Supplied records —

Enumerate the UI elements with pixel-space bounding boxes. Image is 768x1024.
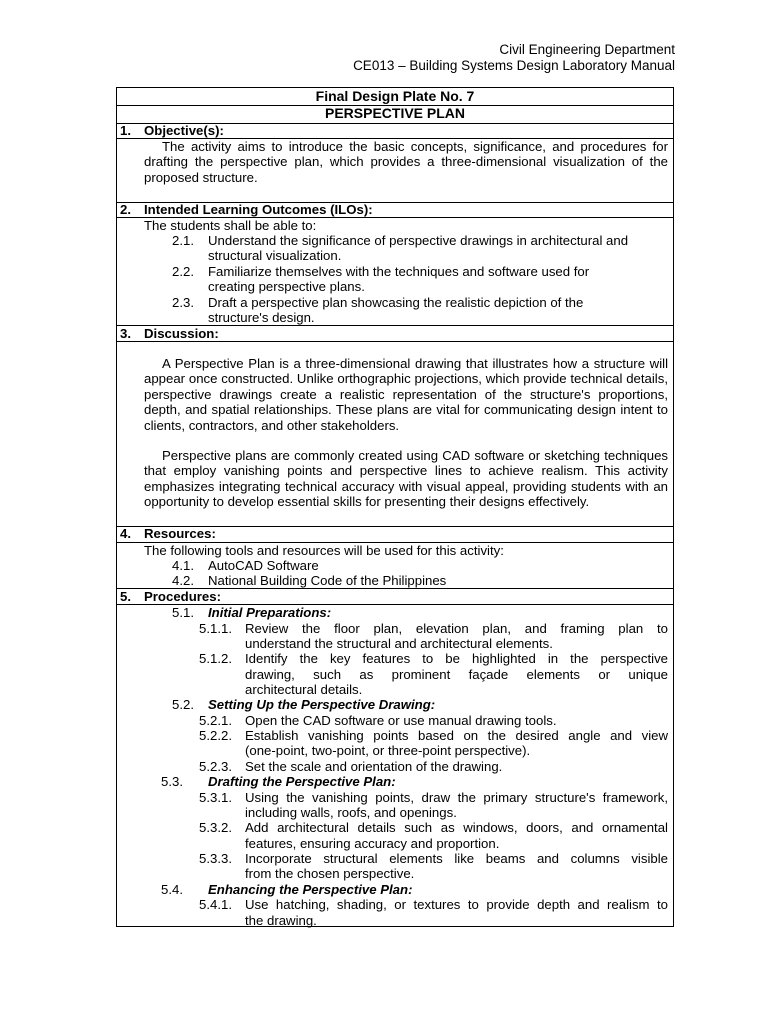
plate-subtitle: PERSPECTIVE PLAN — [324, 105, 466, 121]
divider — [117, 341, 673, 342]
step-text: Identify the key features to be highlighted in the perspective — [245, 651, 668, 666]
step-number: 5.1.2. — [199, 651, 232, 666]
step-text: Use hatching, shading, or textures to provide depth and realism to — [245, 897, 668, 912]
design-plate-table — [116, 87, 674, 927]
subsection-number: 5.4. — [161, 882, 183, 897]
step-text: Add architectural details such as windows, doors, and ornamental — [245, 820, 668, 835]
section-heading-procedures: Procedures: — [144, 589, 221, 604]
step-number: 5.3.3. — [199, 851, 232, 866]
subsection-number: 5.2. — [172, 697, 194, 712]
subsection-number: 5.3. — [161, 774, 183, 789]
list-item-number: 2.3. — [172, 295, 194, 310]
step-number: 5.1.1. — [199, 621, 232, 636]
list-item: Familiarize themselves with the techniques and software used for — [208, 264, 590, 279]
step-text: Review the floor plan, elevation plan, and framing plan to — [245, 621, 668, 636]
subsection-title: Setting Up the Perspective Drawing: — [208, 697, 436, 712]
header-department: Civil Engineering Department — [499, 42, 675, 57]
section-number: 2. — [120, 202, 131, 217]
list-item-number: 2.1. — [172, 233, 194, 248]
step-text: understand the structural and architectural elements. — [245, 636, 553, 651]
step-text: Open the CAD software or use manual drawing tools. — [245, 713, 557, 728]
step-text: drawing, such as prominent façade elements or unique — [245, 667, 668, 682]
subsection-number: 5.1. — [172, 605, 194, 620]
list-item: Draft a perspective plan showcasing the realistic depiction of the — [208, 295, 584, 310]
step-text: features, ensuring accuracy and proportion. — [245, 836, 500, 851]
step-number: 5.3.1. — [199, 790, 232, 805]
step-number: 5.2.2. — [199, 728, 232, 743]
ilos-intro: The students shall be able to: — [144, 218, 317, 233]
resources-intro: The following tools and resources will be used for this activity: — [144, 543, 504, 558]
discussion-paragraph: Perspective plans are commonly created using CAD software or sketching techniques that employ vanishing points and perspective lines to achieve realism. This activity emphasizes integrating technical accuracy with visual appeal, providing students with an opportunity to develop essential skills for presenting their designs effectively. — [144, 448, 668, 510]
step-number: 5.4.1. — [199, 897, 232, 912]
section-heading-objectives: Objective(s): — [144, 123, 224, 138]
step-text: Incorporate structural elements like beams and columns visible — [245, 851, 668, 866]
section-number: 5. — [120, 589, 131, 604]
discussion-paragraph: A Perspective Plan is a three-dimensional drawing that illustrates how a structure will appear once constructed. Unlike orthographic projections, which provide technical details, perspective drawings create a realistic representation of the structure's proportions, depth, and spatial relationships. These plans are vital for communicating design intent to clients, contractors, and other stakeholders. — [144, 356, 668, 433]
list-item-number: 2.2. — [172, 264, 194, 279]
step-text: the drawing. — [245, 913, 317, 928]
step-text: (one-point, two-point, or three-point perspective). — [245, 743, 531, 758]
section-number: 3. — [120, 326, 131, 341]
list-item-number: 4.2. — [172, 573, 194, 588]
subsection-title: Enhancing the Perspective Plan: — [208, 882, 413, 897]
step-text: Establish vanishing points based on the desired angle and view — [245, 728, 668, 743]
plate-title: Final Design Plate No. 7 — [315, 88, 475, 104]
step-text: architectural details. — [245, 682, 363, 697]
step-number: 5.2.1. — [199, 713, 232, 728]
step-text: including walls, roofs, and openings. — [245, 805, 457, 820]
step-text: Set the scale and orientation of the drawing. — [245, 759, 503, 774]
list-item: Understand the significance of perspective drawings in architectural and — [208, 233, 629, 248]
step-number: 5.3.2. — [199, 820, 232, 835]
list-item: National Building Code of the Philippines — [208, 573, 447, 588]
divider — [117, 604, 673, 605]
list-item-number: 4.1. — [172, 558, 194, 573]
subsection-title: Initial Preparations: — [208, 605, 332, 620]
section-heading-discussion: Discussion: — [144, 326, 219, 341]
step-text: Using the vanishing points, draw the primary structure's framework, — [245, 790, 668, 805]
section-heading-resources: Resources: — [144, 526, 216, 541]
list-item: structure's design. — [208, 310, 315, 325]
objectives-text: The activity aims to introduce the basic concepts, significance, and procedures for drafting the perspective plan, which provides a three-dimensional visualization of the proposed structure. — [144, 139, 668, 185]
step-number: 5.2.3. — [199, 759, 232, 774]
header-course: CE013 – Building Systems Design Laboratory Manual — [353, 58, 675, 73]
section-heading-ilos: Intended Learning Outcomes (ILOs): — [144, 202, 373, 217]
section-number: 1. — [120, 123, 131, 138]
section-number: 4. — [120, 526, 131, 541]
list-item: AutoCAD Software — [208, 558, 319, 573]
list-item: structural visualization. — [208, 248, 342, 263]
step-text: from the chosen perspective. — [245, 866, 415, 881]
subsection-title: Drafting the Perspective Plan: — [208, 774, 396, 789]
list-item: creating perspective plans. — [208, 279, 365, 294]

Exercise directions —
Pick out each line in the records above that includes the word "realism".

Output below —
step-text: Use hatching, shading, or textures to provide depth and realism to — [245, 897, 668, 912]
discussion-paragraph: Perspective plans are commonly created using CAD software or sketching techniques that employ vanishing points and perspective lines to achieve realism. This activity emphasizes integrating technical accuracy with visual appeal, providing students with an opportunity to develop essential skills for presenting their designs effectively. — [144, 448, 668, 510]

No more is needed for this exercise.